# start of Provided entries
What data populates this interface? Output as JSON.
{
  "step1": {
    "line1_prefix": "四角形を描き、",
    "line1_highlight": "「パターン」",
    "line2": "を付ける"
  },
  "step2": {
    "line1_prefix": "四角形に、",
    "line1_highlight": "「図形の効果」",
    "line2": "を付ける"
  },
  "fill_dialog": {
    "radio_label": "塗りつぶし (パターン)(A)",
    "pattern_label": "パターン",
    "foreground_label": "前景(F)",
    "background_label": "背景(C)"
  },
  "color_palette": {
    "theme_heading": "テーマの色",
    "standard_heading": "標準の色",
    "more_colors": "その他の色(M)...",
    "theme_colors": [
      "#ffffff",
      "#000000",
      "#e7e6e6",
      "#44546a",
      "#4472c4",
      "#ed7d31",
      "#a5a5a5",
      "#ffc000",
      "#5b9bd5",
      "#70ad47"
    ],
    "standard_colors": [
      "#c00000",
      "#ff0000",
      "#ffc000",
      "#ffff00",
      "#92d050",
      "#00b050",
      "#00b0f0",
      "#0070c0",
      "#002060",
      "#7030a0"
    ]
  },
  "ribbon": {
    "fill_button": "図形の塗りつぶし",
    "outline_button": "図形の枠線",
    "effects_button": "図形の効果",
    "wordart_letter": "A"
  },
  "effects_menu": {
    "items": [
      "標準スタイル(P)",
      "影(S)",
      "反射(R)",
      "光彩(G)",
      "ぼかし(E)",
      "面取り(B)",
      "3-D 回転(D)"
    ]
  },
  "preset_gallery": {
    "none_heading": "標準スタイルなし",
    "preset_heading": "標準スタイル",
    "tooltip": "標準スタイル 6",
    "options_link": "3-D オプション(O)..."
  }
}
# end of Provided entries
# start of Provided entries
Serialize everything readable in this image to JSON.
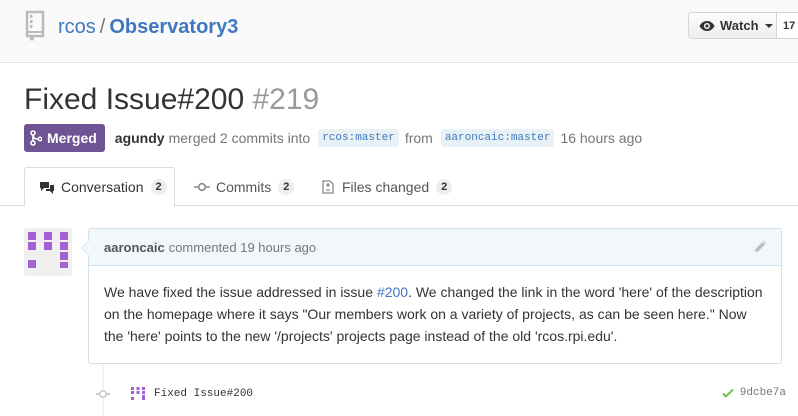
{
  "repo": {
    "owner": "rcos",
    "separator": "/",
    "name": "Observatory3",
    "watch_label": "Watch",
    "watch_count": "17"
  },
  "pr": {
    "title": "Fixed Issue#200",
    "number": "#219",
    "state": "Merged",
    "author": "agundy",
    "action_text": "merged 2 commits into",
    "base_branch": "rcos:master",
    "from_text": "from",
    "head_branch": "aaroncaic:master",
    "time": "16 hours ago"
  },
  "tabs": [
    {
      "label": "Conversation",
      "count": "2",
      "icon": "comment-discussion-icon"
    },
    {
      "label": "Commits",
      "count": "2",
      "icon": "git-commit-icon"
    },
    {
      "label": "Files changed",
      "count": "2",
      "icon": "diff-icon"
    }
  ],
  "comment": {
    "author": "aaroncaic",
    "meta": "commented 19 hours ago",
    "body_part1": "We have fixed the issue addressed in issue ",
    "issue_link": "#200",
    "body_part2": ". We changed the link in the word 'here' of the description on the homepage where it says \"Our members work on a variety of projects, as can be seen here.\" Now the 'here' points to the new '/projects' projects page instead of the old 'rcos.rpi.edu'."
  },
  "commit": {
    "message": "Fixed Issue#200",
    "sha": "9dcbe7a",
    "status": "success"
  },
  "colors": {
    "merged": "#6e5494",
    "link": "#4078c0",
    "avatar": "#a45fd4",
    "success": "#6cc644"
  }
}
# end of Provided entries
# start of Provided entries
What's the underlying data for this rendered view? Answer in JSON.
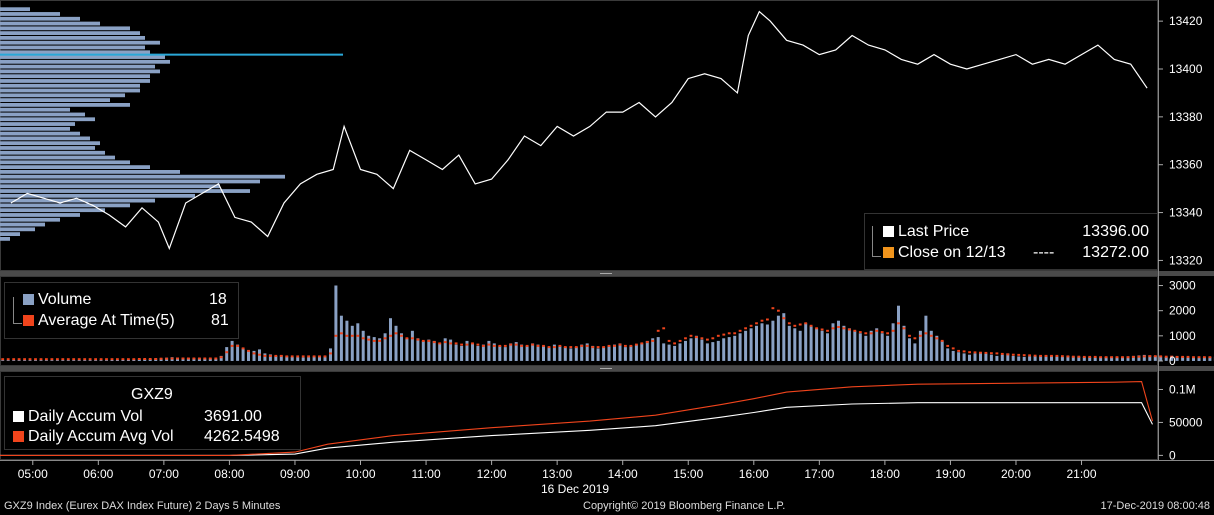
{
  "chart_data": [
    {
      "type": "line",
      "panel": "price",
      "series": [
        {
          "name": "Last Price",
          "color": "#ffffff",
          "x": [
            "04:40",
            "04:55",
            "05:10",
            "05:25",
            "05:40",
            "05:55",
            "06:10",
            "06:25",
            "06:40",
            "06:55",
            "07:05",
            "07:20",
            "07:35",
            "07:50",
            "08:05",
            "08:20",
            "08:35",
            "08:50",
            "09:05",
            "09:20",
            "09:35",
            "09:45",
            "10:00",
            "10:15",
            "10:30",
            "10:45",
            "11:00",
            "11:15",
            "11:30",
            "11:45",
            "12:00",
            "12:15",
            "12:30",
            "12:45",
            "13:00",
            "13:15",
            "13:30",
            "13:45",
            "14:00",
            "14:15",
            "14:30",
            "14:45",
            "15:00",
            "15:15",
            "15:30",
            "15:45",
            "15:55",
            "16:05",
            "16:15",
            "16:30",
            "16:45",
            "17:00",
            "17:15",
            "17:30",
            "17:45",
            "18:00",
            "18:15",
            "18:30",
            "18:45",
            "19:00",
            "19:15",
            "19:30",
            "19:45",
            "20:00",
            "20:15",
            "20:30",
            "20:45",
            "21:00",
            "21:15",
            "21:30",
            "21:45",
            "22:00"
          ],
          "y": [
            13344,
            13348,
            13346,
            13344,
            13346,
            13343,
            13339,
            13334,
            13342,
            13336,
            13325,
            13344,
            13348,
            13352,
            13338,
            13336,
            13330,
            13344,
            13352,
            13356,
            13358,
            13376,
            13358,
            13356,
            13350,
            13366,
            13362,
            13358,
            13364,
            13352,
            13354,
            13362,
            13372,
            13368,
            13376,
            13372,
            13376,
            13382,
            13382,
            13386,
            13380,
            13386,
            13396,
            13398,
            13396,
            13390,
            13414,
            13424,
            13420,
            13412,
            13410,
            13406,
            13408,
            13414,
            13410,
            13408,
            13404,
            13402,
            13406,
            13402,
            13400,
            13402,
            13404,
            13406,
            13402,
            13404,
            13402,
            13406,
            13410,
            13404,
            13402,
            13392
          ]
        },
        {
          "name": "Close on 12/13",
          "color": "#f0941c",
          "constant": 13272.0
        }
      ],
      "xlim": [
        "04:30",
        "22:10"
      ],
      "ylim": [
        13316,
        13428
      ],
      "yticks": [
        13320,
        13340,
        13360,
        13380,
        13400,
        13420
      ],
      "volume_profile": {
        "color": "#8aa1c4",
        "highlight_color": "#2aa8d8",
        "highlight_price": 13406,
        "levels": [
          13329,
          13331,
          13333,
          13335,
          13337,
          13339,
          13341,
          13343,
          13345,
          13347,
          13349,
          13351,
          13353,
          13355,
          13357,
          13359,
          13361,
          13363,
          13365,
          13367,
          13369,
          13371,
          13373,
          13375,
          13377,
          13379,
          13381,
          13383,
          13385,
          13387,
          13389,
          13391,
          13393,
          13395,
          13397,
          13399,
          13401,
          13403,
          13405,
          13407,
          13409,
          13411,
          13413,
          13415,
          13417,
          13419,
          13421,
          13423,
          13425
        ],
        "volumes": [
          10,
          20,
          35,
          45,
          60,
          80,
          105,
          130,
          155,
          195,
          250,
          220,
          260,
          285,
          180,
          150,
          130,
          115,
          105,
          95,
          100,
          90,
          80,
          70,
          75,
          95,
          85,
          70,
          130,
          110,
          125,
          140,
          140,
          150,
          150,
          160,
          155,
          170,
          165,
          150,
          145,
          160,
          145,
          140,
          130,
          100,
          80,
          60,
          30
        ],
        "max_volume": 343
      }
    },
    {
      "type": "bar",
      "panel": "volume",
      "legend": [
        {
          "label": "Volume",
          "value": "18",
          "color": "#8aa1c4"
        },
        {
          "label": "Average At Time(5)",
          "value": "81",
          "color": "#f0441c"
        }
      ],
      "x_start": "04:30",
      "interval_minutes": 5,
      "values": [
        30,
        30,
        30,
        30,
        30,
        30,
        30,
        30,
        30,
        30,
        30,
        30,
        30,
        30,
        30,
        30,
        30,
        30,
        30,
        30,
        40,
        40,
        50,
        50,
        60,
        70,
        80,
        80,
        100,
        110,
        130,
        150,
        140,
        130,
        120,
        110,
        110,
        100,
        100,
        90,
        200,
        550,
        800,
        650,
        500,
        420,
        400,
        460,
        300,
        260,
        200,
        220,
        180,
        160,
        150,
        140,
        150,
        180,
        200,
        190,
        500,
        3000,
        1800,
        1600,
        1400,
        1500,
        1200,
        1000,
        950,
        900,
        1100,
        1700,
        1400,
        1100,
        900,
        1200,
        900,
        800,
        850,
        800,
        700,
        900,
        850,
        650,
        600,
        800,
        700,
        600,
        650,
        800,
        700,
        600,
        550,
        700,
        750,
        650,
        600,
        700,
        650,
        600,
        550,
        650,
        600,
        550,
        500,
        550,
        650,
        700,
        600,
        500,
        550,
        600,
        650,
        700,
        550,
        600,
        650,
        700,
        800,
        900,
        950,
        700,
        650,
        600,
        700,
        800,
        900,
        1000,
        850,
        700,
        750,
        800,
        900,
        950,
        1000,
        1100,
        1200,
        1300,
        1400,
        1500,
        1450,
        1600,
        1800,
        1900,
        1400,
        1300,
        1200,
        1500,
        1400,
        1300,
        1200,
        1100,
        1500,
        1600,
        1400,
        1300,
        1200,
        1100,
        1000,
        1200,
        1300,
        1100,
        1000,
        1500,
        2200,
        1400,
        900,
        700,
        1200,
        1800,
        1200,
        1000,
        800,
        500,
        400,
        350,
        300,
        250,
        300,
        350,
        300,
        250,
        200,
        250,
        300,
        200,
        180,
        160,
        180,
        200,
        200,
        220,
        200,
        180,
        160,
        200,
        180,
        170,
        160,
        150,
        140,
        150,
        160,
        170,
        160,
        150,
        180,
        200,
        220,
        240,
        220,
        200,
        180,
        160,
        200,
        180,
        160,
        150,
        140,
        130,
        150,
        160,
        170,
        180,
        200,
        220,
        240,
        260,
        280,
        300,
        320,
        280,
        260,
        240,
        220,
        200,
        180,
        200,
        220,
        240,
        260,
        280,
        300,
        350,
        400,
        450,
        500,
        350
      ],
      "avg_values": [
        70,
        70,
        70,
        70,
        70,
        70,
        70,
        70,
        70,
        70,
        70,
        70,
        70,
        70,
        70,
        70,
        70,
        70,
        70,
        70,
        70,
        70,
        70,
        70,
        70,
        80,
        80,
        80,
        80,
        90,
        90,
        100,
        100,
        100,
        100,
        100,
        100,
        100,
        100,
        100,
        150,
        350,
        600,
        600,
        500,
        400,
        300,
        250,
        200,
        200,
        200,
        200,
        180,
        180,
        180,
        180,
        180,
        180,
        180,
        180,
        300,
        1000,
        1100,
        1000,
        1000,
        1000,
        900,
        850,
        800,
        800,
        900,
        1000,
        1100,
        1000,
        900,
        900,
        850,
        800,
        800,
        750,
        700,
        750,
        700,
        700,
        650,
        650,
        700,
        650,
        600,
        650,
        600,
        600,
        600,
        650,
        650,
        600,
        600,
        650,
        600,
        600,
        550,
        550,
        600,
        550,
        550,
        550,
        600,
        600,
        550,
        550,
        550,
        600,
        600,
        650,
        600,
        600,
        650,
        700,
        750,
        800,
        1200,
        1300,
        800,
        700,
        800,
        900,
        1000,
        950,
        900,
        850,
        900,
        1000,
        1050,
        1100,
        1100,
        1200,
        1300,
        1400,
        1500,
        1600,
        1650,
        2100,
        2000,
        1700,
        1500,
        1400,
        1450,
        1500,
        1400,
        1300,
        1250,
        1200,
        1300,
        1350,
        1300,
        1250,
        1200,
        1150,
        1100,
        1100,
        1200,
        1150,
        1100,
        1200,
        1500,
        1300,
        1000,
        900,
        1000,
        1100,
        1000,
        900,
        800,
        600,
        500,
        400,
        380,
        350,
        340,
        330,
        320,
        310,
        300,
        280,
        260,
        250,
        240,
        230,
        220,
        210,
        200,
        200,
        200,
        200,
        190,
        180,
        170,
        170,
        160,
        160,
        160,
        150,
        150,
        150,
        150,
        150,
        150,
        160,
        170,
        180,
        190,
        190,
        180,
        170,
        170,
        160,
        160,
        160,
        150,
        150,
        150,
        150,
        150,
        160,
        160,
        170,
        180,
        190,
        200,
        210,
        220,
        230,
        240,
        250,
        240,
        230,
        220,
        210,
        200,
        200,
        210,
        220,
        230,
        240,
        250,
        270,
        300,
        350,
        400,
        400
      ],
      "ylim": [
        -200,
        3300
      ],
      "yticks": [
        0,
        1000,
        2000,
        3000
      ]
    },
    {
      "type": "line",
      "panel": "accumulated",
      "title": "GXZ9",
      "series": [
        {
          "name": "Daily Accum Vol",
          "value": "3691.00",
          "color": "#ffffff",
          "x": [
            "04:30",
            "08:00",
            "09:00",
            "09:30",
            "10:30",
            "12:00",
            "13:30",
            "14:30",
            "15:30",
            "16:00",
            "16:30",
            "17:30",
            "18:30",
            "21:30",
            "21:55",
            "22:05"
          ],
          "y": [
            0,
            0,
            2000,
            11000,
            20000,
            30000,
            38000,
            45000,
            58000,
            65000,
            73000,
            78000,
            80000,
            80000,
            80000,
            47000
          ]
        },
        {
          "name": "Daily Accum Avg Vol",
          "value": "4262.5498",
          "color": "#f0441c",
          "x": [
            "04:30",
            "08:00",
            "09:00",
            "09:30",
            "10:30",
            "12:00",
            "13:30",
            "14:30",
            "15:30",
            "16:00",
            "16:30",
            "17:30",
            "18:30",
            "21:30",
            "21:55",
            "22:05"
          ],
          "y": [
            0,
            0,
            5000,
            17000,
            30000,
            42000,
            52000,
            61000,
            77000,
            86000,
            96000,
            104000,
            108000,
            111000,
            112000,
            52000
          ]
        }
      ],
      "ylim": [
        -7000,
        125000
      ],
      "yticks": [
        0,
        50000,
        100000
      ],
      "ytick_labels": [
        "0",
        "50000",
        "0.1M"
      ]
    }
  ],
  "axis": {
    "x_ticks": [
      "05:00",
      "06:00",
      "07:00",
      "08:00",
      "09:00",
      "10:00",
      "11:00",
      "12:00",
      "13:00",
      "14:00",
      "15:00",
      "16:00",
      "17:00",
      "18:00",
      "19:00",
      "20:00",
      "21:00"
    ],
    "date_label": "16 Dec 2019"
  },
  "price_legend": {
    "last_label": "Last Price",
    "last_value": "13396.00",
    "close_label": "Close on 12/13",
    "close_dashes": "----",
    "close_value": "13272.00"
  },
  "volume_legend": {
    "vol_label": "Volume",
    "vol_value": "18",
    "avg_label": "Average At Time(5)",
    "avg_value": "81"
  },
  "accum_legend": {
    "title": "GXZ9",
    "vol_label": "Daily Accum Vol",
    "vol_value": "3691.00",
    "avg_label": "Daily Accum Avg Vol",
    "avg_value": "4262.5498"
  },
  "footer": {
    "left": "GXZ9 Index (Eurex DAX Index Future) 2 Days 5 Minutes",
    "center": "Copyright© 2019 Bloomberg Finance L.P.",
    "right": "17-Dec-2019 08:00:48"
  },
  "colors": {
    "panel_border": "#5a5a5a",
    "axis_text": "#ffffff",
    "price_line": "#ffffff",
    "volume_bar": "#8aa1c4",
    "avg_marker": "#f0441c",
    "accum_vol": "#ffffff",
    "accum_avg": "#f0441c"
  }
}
# end of Provided entries
Instructions for the task: Identify each line in the entries with the word "Average" and copy it.

Output:
          "label": "Average At Time(5)",
    "avg_label": "Average At Time(5)",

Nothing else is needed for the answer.